Data extracted from a collection:
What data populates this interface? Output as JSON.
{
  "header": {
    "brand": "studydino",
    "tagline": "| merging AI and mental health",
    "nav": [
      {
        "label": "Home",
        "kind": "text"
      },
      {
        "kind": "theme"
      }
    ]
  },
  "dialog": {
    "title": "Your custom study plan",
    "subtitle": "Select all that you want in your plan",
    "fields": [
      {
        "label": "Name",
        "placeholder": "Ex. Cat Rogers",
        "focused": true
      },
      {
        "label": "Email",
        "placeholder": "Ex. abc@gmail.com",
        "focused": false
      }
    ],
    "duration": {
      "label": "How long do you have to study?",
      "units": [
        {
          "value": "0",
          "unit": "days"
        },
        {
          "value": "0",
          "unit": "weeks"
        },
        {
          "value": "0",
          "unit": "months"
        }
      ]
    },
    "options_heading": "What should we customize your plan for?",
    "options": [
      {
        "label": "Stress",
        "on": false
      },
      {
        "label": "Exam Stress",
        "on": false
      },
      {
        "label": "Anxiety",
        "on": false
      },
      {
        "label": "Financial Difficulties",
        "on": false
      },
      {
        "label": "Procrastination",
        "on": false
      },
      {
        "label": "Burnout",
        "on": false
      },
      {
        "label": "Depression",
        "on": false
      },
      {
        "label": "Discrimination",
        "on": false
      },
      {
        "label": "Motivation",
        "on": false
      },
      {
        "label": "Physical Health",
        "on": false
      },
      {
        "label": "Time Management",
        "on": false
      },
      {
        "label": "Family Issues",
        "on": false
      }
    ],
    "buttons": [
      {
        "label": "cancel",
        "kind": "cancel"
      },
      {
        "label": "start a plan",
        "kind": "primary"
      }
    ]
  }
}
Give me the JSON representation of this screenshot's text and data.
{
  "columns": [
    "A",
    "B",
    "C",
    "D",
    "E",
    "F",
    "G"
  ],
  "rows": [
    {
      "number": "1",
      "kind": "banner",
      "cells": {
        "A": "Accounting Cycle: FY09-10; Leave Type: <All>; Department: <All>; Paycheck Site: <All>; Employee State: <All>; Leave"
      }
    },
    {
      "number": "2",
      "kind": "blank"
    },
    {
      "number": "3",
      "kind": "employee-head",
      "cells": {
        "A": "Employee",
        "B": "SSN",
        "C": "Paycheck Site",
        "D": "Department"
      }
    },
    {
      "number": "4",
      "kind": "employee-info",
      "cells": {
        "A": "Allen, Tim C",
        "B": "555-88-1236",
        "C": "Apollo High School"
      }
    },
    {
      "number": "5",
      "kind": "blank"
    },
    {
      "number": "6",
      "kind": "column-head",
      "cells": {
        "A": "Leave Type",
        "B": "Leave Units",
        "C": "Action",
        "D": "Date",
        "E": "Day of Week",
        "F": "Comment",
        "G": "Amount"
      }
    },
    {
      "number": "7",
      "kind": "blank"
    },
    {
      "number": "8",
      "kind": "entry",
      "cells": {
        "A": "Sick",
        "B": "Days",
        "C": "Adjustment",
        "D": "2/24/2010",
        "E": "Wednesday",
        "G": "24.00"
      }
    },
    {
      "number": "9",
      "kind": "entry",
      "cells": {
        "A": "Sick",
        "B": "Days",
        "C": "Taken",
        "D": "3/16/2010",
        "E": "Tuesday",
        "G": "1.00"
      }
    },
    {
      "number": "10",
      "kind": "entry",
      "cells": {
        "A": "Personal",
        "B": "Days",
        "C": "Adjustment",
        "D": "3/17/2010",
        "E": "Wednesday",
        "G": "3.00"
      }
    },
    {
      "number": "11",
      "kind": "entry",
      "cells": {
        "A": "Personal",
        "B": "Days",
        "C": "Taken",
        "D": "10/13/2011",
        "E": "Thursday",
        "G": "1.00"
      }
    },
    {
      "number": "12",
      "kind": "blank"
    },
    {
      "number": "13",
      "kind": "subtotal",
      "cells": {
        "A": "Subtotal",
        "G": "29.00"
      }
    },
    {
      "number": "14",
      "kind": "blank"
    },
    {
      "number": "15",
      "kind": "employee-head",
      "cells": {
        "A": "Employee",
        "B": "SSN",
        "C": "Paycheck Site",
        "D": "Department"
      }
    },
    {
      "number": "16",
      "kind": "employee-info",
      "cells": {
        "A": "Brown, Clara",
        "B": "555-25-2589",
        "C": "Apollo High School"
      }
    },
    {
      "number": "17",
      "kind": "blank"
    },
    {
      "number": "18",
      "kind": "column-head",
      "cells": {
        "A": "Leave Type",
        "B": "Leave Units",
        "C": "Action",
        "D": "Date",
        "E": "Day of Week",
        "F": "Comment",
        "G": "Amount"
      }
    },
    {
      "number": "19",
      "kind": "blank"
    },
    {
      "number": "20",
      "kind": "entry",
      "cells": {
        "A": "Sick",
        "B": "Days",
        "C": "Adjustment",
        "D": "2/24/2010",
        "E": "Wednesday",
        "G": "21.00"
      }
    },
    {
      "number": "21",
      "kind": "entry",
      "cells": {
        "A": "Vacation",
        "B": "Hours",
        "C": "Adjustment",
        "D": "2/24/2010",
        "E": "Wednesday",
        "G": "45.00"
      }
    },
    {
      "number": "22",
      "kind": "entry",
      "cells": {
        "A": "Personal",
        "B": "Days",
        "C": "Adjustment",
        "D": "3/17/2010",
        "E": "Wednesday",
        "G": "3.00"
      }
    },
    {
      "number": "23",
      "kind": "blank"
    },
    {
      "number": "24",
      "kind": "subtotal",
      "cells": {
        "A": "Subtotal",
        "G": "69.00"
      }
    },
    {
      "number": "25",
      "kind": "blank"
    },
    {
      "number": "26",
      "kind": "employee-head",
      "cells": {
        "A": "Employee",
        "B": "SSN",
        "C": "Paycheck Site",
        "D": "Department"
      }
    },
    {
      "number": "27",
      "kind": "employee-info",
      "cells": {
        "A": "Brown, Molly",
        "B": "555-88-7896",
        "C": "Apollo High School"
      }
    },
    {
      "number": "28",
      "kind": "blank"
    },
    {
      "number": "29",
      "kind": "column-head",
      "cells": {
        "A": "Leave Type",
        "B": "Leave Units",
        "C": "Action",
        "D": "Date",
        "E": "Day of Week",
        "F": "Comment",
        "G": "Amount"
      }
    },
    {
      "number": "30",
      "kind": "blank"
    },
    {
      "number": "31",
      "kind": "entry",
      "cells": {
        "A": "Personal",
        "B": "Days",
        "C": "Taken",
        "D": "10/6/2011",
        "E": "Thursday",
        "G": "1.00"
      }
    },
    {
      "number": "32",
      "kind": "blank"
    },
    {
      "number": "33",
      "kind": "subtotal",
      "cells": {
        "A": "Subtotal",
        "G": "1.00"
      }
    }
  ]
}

> **Problem details**
Take the listing above and write it out again exactly.

> **Solution for this exercise**
What data populates this interface? Output as JSON.
{
  "header": {
    "brand": "studydino",
    "tagline": "| merging AI and mental health",
    "nav": [
      {
        "label": "Home",
        "kind": "text"
      },
      {
        "kind": "theme"
      }
    ]
  },
  "dialog": {
    "title": "Your custom study plan",
    "subtitle": "Select all that you want in your plan",
    "fields": [
      {
        "label": "Name",
        "placeholder": "Ex. Cat Rogers",
        "focused": true
      },
      {
        "label": "Email",
        "placeholder": "Ex. abc@gmail.com",
        "focused": false
      }
    ],
    "duration": {
      "label": "How long do you have to study?",
      "units": [
        {
          "value": "0",
          "unit": "days"
        },
        {
          "value": "0",
          "unit": "weeks"
        },
        {
          "value": "0",
          "unit": "months"
        }
      ]
    },
    "options_heading": "What should we customize your plan for?",
    "options": [
      {
        "label": "Stress",
        "on": false
      },
      {
        "label": "Exam Stress",
        "on": false
      },
      {
        "label": "Anxiety",
        "on": false
      },
      {
        "label": "Financial Difficulties",
        "on": false
      },
      {
        "label": "Procrastination",
        "on": false
      },
      {
        "label": "Burnout",
        "on": false
      },
      {
        "label": "Depression",
        "on": false
      },
      {
        "label": "Discrimination",
        "on": false
      },
      {
        "label": "Motivation",
        "on": false
      },
      {
        "label": "Physical Health",
        "on": false
      },
      {
        "label": "Time Management",
        "on": false
      },
      {
        "label": "Family Issues",
        "on": false
      }
    ],
    "buttons": [
      {
        "label": "cancel",
        "kind": "cancel"
      },
      {
        "label": "start a plan",
        "kind": "primary"
      }
    ]
  }
}
Give me the JSON representation of this screenshot's text and data.
{
  "columns": [
    "A",
    "B",
    "C",
    "D",
    "E",
    "F",
    "G"
  ],
  "rows": [
    {
      "number": "1",
      "kind": "banner",
      "cells": {
        "A": "Accounting Cycle: FY09-10; Leave Type: <All>; Department: <All>; Paycheck Site: <All>; Employee State: <All>; Leave"
      }
    },
    {
      "number": "2",
      "kind": "blank"
    },
    {
      "number": "3",
      "kind": "employee-head",
      "cells": {
        "A": "Employee",
        "B": "SSN",
        "C": "Paycheck Site",
        "D": "Department"
      }
    },
    {
      "number": "4",
      "kind": "employee-info",
      "cells": {
        "A": "Allen, Tim C",
        "B": "555-88-1236",
        "C": "Apollo High School"
      }
    },
    {
      "number": "5",
      "kind": "blank"
    },
    {
      "number": "6",
      "kind": "column-head",
      "cells": {
        "A": "Leave Type",
        "B": "Leave Units",
        "C": "Action",
        "D": "Date",
        "E": "Day of Week",
        "F": "Comment",
        "G": "Amount"
      }
    },
    {
      "number": "7",
      "kind": "blank"
    },
    {
      "number": "8",
      "kind": "entry",
      "cells": {
        "A": "Sick",
        "B": "Days",
        "C": "Adjustment",
        "D": "2/24/2010",
        "E": "Wednesday",
        "G": "24.00"
      }
    },
    {
      "number": "9",
      "kind": "entry",
      "cells": {
        "A": "Sick",
        "B": "Days",
        "C": "Taken",
        "D": "3/16/2010",
        "E": "Tuesday",
        "G": "1.00"
      }
    },
    {
      "number": "10",
      "kind": "entry",
      "cells": {
        "A": "Personal",
        "B": "Days",
        "C": "Adjustment",
        "D": "3/17/2010",
        "E": "Wednesday",
        "G": "3.00"
      }
    },
    {
      "number": "11",
      "kind": "entry",
      "cells": {
        "A": "Personal",
        "B": "Days",
        "C": "Taken",
        "D": "10/13/2011",
        "E": "Thursday",
        "G": "1.00"
      }
    },
    {
      "number": "12",
      "kind": "blank"
    },
    {
      "number": "13",
      "kind": "subtotal",
      "cells": {
        "A": "Subtotal",
        "G": "29.00"
      }
    },
    {
      "number": "14",
      "kind": "blank"
    },
    {
      "number": "15",
      "kind": "employee-head",
      "cells": {
        "A": "Employee",
        "B": "SSN",
        "C": "Paycheck Site",
        "D": "Department"
      }
    },
    {
      "number": "16",
      "kind": "employee-info",
      "cells": {
        "A": "Brown, Clara",
        "B": "555-25-2589",
        "C": "Apollo High School"
      }
    },
    {
      "number": "17",
      "kind": "blank"
    },
    {
      "number": "18",
      "kind": "column-head",
      "cells": {
        "A": "Leave Type",
        "B": "Leave Units",
        "C": "Action",
        "D": "Date",
        "E": "Day of Week",
        "F": "Comment",
        "G": "Amount"
      }
    },
    {
      "number": "19",
      "kind": "blank"
    },
    {
      "number": "20",
      "kind": "entry",
      "cells": {
        "A": "Sick",
        "B": "Days",
        "C": "Adjustment",
        "D": "2/24/2010",
        "E": "Wednesday",
        "G": "21.00"
      }
    },
    {
      "number": "21",
      "kind": "entry",
      "cells": {
        "A": "Vacation",
        "B": "Hours",
        "C": "Adjustment",
        "D": "2/24/2010",
        "E": "Wednesday",
        "G": "45.00"
      }
    },
    {
      "number": "22",
      "kind": "entry",
      "cells": {
        "A": "Personal",
        "B": "Days",
        "C": "Adjustment",
        "D": "3/17/2010",
        "E": "Wednesday",
        "G": "3.00"
      }
    },
    {
      "number": "23",
      "kind": "blank"
    },
    {
      "number": "24",
      "kind": "subtotal",
      "cells": {
        "A": "Subtotal",
        "G": "69.00"
      }
    },
    {
      "number": "25",
      "kind": "blank"
    },
    {
      "number": "26",
      "kind": "employee-head",
      "cells": {
        "A": "Employee",
        "B": "SSN",
        "C": "Paycheck Site",
        "D": "Department"
      }
    },
    {
      "number": "27",
      "kind": "employee-info",
      "cells": {
        "A": "Brown, Molly",
        "B": "555-88-7896",
        "C": "Apollo High School"
      }
    },
    {
      "number": "28",
      "kind": "blank"
    },
    {
      "number": "29",
      "kind": "column-head",
      "cells": {
        "A": "Leave Type",
        "B": "Leave Units",
        "C": "Action",
        "D": "Date",
        "E": "Day of Week",
        "F": "Comment",
        "G": "Amount"
      }
    },
    {
      "number": "30",
      "kind": "blank"
    },
    {
      "number": "31",
      "kind": "entry",
      "cells": {
        "A": "Personal",
        "B": "Days",
        "C": "Taken",
        "D": "10/6/2011",
        "E": "Thursday",
        "G": "1.00"
      }
    },
    {
      "number": "32",
      "kind": "blank"
    },
    {
      "number": "33",
      "kind": "subtotal",
      "cells": {
        "A": "Subtotal",
        "G": "1.00"
      }
    }
  ]
}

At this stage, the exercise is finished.